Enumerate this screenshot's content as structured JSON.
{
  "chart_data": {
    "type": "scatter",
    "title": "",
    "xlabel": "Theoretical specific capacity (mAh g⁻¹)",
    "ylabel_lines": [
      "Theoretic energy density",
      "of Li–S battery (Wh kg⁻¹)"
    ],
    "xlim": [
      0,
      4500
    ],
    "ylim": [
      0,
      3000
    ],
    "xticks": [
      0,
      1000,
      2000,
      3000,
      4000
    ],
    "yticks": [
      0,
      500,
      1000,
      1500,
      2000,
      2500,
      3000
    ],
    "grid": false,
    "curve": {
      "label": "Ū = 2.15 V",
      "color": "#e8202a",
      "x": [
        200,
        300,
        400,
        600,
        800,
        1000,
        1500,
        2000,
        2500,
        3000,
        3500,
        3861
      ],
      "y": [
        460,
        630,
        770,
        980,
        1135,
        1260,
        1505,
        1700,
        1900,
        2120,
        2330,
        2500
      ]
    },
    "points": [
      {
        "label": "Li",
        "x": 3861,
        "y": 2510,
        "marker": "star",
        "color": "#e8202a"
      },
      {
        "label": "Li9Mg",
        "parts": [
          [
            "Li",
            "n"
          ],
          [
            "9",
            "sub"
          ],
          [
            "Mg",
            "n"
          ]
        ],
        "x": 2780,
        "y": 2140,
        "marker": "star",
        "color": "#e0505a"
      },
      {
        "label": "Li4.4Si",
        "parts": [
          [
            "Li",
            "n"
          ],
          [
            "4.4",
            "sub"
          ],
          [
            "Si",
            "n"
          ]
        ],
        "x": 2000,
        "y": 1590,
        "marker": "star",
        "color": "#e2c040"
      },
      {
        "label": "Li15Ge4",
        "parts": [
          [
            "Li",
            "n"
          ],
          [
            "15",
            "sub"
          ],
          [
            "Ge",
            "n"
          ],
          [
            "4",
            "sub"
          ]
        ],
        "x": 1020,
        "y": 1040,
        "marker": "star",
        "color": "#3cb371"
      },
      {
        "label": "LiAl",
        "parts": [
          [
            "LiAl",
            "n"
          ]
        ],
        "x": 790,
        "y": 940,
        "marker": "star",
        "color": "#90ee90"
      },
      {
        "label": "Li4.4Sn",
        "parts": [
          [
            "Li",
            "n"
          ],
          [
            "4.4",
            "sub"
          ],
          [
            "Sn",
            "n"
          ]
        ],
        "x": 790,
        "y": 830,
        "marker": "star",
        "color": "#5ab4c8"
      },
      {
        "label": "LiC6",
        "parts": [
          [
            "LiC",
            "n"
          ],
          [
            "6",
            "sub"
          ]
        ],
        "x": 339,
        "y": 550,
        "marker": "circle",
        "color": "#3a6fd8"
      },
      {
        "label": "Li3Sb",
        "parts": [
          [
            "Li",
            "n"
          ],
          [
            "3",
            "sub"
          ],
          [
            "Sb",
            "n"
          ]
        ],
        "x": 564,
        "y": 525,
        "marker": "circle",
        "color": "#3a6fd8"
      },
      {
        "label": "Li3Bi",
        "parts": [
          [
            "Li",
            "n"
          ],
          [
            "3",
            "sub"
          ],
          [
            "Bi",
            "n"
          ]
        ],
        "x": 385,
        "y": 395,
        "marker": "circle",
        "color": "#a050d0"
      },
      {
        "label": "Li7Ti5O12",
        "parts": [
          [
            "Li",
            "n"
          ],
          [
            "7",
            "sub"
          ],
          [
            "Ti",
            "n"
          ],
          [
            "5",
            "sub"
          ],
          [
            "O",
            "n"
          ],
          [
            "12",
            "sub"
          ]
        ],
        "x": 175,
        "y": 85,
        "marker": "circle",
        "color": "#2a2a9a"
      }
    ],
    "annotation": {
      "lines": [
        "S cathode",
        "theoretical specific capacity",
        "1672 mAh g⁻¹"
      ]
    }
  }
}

> What you should do:
Please return the data above exactly as given.

> Complete response:
Enumerate this screenshot's content as structured JSON.
{
  "chart_data": {
    "type": "scatter",
    "title": "",
    "xlabel": "Theoretical specific capacity (mAh g⁻¹)",
    "ylabel_lines": [
      "Theoretic energy density",
      "of Li–S battery (Wh kg⁻¹)"
    ],
    "xlim": [
      0,
      4500
    ],
    "ylim": [
      0,
      3000
    ],
    "xticks": [
      0,
      1000,
      2000,
      3000,
      4000
    ],
    "yticks": [
      0,
      500,
      1000,
      1500,
      2000,
      2500,
      3000
    ],
    "grid": false,
    "curve": {
      "label": "Ū = 2.15 V",
      "color": "#e8202a",
      "x": [
        200,
        300,
        400,
        600,
        800,
        1000,
        1500,
        2000,
        2500,
        3000,
        3500,
        3861
      ],
      "y": [
        460,
        630,
        770,
        980,
        1135,
        1260,
        1505,
        1700,
        1900,
        2120,
        2330,
        2500
      ]
    },
    "points": [
      {
        "label": "Li",
        "x": 3861,
        "y": 2510,
        "marker": "star",
        "color": "#e8202a"
      },
      {
        "label": "Li9Mg",
        "parts": [
          [
            "Li",
            "n"
          ],
          [
            "9",
            "sub"
          ],
          [
            "Mg",
            "n"
          ]
        ],
        "x": 2780,
        "y": 2140,
        "marker": "star",
        "color": "#e0505a"
      },
      {
        "label": "Li4.4Si",
        "parts": [
          [
            "Li",
            "n"
          ],
          [
            "4.4",
            "sub"
          ],
          [
            "Si",
            "n"
          ]
        ],
        "x": 2000,
        "y": 1590,
        "marker": "star",
        "color": "#e2c040"
      },
      {
        "label": "Li15Ge4",
        "parts": [
          [
            "Li",
            "n"
          ],
          [
            "15",
            "sub"
          ],
          [
            "Ge",
            "n"
          ],
          [
            "4",
            "sub"
          ]
        ],
        "x": 1020,
        "y": 1040,
        "marker": "star",
        "color": "#3cb371"
      },
      {
        "label": "LiAl",
        "parts": [
          [
            "LiAl",
            "n"
          ]
        ],
        "x": 790,
        "y": 940,
        "marker": "star",
        "color": "#90ee90"
      },
      {
        "label": "Li4.4Sn",
        "parts": [
          [
            "Li",
            "n"
          ],
          [
            "4.4",
            "sub"
          ],
          [
            "Sn",
            "n"
          ]
        ],
        "x": 790,
        "y": 830,
        "marker": "star",
        "color": "#5ab4c8"
      },
      {
        "label": "LiC6",
        "parts": [
          [
            "LiC",
            "n"
          ],
          [
            "6",
            "sub"
          ]
        ],
        "x": 339,
        "y": 550,
        "marker": "circle",
        "color": "#3a6fd8"
      },
      {
        "label": "Li3Sb",
        "parts": [
          [
            "Li",
            "n"
          ],
          [
            "3",
            "sub"
          ],
          [
            "Sb",
            "n"
          ]
        ],
        "x": 564,
        "y": 525,
        "marker": "circle",
        "color": "#3a6fd8"
      },
      {
        "label": "Li3Bi",
        "parts": [
          [
            "Li",
            "n"
          ],
          [
            "3",
            "sub"
          ],
          [
            "Bi",
            "n"
          ]
        ],
        "x": 385,
        "y": 395,
        "marker": "circle",
        "color": "#a050d0"
      },
      {
        "label": "Li7Ti5O12",
        "parts": [
          [
            "Li",
            "n"
          ],
          [
            "7",
            "sub"
          ],
          [
            "Ti",
            "n"
          ],
          [
            "5",
            "sub"
          ],
          [
            "O",
            "n"
          ],
          [
            "12",
            "sub"
          ]
        ],
        "x": 175,
        "y": 85,
        "marker": "circle",
        "color": "#2a2a9a"
      }
    ],
    "annotation": {
      "lines": [
        "S cathode",
        "theoretical specific capacity",
        "1672 mAh g⁻¹"
      ]
    }
  }
}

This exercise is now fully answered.